[START OF ROWS]
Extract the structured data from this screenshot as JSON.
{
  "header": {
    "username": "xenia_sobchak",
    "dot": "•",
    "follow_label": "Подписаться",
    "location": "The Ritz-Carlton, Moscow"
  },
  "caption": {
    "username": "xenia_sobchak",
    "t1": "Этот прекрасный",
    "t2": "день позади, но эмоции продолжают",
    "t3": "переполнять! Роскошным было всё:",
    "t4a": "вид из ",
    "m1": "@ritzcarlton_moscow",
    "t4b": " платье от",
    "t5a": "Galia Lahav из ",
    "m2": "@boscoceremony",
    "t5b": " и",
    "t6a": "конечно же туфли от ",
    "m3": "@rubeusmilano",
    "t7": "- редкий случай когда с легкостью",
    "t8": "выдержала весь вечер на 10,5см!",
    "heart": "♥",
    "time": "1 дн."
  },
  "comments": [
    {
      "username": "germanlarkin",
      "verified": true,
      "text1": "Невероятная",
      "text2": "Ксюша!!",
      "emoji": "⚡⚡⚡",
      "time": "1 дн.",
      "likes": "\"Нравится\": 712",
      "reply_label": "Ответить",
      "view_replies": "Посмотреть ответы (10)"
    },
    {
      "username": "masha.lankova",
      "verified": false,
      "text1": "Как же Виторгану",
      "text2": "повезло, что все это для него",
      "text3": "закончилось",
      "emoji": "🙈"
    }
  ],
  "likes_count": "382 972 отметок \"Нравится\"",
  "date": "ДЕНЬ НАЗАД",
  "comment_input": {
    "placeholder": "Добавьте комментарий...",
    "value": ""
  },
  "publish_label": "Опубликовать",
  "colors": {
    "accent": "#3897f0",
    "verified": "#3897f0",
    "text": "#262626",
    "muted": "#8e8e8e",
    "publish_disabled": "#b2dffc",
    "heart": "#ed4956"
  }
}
[END OF ROWS]
◆ **TASK DETAILS**: Copy down the whole of the data above, matching it exactly.

◆ **FINAL RESULT**:
Extract the structured data from this screenshot as JSON.
{
  "header": {
    "username": "xenia_sobchak",
    "dot": "•",
    "follow_label": "Подписаться",
    "location": "The Ritz-Carlton, Moscow"
  },
  "caption": {
    "username": "xenia_sobchak",
    "t1": "Этот прекрасный",
    "t2": "день позади, но эмоции продолжают",
    "t3": "переполнять! Роскошным было всё:",
    "t4a": "вид из ",
    "m1": "@ritzcarlton_moscow",
    "t4b": " платье от",
    "t5a": "Galia Lahav из ",
    "m2": "@boscoceremony",
    "t5b": " и",
    "t6a": "конечно же туфли от ",
    "m3": "@rubeusmilano",
    "t7": "- редкий случай когда с легкостью",
    "t8": "выдержала весь вечер на 10,5см!",
    "heart": "♥",
    "time": "1 дн."
  },
  "comments": [
    {
      "username": "germanlarkin",
      "verified": true,
      "text1": "Невероятная",
      "text2": "Ксюша!!",
      "emoji": "⚡⚡⚡",
      "time": "1 дн.",
      "likes": "\"Нравится\": 712",
      "reply_label": "Ответить",
      "view_replies": "Посмотреть ответы (10)"
    },
    {
      "username": "masha.lankova",
      "verified": false,
      "text1": "Как же Виторгану",
      "text2": "повезло, что все это для него",
      "text3": "закончилось",
      "emoji": "🙈"
    }
  ],
  "likes_count": "382 972 отметок \"Нравится\"",
  "date": "ДЕНЬ НАЗАД",
  "comment_input": {
    "placeholder": "Добавьте комментарий...",
    "value": ""
  },
  "publish_label": "Опубликовать",
  "colors": {
    "accent": "#3897f0",
    "verified": "#3897f0",
    "text": "#262626",
    "muted": "#8e8e8e",
    "publish_disabled": "#b2dffc",
    "heart": "#ed4956"
  }
}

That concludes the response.